** begin DATA FOR PROCESSING **

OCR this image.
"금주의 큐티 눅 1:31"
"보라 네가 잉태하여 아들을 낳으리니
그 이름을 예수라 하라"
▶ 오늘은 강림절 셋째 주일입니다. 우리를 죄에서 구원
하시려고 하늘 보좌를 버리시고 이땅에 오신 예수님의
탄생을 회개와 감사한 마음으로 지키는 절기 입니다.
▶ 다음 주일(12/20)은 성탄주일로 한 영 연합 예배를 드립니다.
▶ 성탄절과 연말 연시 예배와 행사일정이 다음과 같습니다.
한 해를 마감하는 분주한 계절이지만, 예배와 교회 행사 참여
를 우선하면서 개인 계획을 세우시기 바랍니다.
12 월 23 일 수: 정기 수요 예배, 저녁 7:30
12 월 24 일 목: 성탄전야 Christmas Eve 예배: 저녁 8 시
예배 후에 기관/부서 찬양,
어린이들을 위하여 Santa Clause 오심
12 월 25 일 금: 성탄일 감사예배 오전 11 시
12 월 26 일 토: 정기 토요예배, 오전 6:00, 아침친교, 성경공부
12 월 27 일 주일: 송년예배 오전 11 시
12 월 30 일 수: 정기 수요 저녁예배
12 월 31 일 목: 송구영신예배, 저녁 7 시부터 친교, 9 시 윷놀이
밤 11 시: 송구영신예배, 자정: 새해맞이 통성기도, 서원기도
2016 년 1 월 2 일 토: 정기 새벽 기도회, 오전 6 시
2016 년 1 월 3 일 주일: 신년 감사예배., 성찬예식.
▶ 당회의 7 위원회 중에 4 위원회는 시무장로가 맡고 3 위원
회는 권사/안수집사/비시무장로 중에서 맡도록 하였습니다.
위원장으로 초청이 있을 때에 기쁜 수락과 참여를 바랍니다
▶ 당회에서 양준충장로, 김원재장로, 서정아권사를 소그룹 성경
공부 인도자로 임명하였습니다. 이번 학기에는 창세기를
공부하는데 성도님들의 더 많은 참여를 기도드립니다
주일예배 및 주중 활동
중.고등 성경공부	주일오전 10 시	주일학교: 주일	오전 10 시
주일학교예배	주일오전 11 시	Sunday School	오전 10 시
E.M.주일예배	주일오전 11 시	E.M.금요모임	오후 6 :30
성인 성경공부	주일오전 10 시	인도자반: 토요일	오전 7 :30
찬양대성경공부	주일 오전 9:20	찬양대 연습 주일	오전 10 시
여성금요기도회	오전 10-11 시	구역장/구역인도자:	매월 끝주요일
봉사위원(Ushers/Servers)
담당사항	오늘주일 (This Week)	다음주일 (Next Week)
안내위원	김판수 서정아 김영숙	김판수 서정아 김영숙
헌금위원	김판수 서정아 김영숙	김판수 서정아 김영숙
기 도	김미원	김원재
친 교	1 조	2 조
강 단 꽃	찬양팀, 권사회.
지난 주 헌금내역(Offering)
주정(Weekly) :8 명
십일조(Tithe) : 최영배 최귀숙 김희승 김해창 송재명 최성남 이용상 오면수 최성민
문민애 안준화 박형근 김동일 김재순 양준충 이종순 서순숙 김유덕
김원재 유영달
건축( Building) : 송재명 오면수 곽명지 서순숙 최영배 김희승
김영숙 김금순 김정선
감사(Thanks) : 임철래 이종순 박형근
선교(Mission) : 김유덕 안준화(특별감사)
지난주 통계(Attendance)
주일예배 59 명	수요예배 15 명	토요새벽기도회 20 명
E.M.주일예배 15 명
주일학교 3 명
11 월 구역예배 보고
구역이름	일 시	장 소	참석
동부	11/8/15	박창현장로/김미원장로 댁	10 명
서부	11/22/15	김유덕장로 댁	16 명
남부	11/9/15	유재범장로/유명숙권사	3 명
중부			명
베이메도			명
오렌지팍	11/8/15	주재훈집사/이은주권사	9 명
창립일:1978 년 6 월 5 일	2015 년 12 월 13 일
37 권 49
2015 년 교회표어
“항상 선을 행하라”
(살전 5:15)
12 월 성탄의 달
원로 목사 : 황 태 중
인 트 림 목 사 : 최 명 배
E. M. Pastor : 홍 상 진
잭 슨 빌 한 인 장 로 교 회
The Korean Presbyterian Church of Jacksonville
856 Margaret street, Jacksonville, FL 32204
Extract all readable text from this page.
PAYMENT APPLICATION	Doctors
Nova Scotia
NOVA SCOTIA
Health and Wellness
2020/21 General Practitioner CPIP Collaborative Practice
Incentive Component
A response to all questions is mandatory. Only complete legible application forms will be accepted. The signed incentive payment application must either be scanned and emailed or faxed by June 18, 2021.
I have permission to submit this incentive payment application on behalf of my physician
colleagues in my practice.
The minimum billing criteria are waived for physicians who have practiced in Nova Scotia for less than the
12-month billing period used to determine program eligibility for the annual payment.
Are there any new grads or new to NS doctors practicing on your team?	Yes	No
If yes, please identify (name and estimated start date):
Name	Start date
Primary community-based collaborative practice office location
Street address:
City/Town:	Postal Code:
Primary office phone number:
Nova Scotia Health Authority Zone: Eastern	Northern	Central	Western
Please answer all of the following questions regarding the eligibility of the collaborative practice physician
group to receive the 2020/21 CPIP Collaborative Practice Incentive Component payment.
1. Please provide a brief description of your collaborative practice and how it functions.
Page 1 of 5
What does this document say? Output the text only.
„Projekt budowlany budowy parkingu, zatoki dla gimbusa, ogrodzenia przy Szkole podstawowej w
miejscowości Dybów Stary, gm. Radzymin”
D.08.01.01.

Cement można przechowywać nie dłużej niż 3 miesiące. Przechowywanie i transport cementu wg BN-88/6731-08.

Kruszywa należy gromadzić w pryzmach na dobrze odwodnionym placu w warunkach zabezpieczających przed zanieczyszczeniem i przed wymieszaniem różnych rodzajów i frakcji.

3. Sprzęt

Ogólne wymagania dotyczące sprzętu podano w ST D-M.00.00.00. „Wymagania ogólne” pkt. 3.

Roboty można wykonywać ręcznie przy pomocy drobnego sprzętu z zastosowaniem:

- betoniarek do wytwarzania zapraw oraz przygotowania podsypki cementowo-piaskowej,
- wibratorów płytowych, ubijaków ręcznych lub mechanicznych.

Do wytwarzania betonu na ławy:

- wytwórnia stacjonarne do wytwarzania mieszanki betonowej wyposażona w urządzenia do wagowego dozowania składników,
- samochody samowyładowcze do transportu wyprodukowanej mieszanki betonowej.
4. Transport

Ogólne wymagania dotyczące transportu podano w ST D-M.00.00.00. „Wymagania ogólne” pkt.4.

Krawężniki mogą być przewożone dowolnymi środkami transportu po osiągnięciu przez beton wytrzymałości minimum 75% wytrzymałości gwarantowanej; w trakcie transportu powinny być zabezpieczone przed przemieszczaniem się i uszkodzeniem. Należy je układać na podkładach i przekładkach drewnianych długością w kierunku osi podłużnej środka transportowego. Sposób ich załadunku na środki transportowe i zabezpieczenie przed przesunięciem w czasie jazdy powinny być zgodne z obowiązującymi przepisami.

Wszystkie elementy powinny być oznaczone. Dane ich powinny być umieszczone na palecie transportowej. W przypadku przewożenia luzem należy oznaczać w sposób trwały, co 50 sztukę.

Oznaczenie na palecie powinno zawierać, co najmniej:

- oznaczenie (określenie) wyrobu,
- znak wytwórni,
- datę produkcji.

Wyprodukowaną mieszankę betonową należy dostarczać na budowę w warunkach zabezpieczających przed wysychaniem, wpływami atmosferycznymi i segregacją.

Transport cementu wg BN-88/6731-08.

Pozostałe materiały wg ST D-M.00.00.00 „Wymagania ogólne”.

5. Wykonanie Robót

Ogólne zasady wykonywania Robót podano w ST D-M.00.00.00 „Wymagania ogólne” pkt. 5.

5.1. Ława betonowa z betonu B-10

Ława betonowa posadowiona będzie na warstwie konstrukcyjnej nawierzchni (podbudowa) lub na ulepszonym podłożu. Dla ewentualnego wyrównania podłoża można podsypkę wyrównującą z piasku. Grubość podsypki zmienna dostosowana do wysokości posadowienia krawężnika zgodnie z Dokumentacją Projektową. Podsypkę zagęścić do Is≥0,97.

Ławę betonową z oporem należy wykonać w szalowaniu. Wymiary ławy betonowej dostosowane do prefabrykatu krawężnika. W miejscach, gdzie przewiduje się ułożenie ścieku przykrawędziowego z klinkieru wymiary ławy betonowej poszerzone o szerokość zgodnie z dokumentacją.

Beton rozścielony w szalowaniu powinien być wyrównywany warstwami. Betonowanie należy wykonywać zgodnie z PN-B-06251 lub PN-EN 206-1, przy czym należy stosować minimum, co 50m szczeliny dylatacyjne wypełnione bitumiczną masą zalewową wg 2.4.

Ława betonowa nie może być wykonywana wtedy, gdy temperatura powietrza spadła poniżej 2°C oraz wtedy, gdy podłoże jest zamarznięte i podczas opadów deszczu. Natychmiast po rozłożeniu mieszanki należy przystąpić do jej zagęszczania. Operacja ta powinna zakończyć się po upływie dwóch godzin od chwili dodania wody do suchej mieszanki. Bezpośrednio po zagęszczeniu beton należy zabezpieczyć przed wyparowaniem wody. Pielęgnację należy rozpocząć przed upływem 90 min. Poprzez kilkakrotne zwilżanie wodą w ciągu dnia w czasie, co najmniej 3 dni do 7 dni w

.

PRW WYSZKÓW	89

** end DATA FOR PROCESSING **

- [STATED GOAL] Report all lines of the data above that include the string "wykonywać".

- [SOLUTION TO THE PROBLEM]
Roboty można wykonywać ręcznie przy pomocy drobnego sprzętu z zastosowaniem:
Beton rozścielony w szalowaniu powinien być wyrównywany warstwami. Betonowanie należy wykonywać zgodnie z PN-B-06251 lub PN-EN 206-1, przy czym należy stosować minimum, co 50m szczeliny dylatacyjne wypełnione bitumiczną masą zalewową wg 2.4.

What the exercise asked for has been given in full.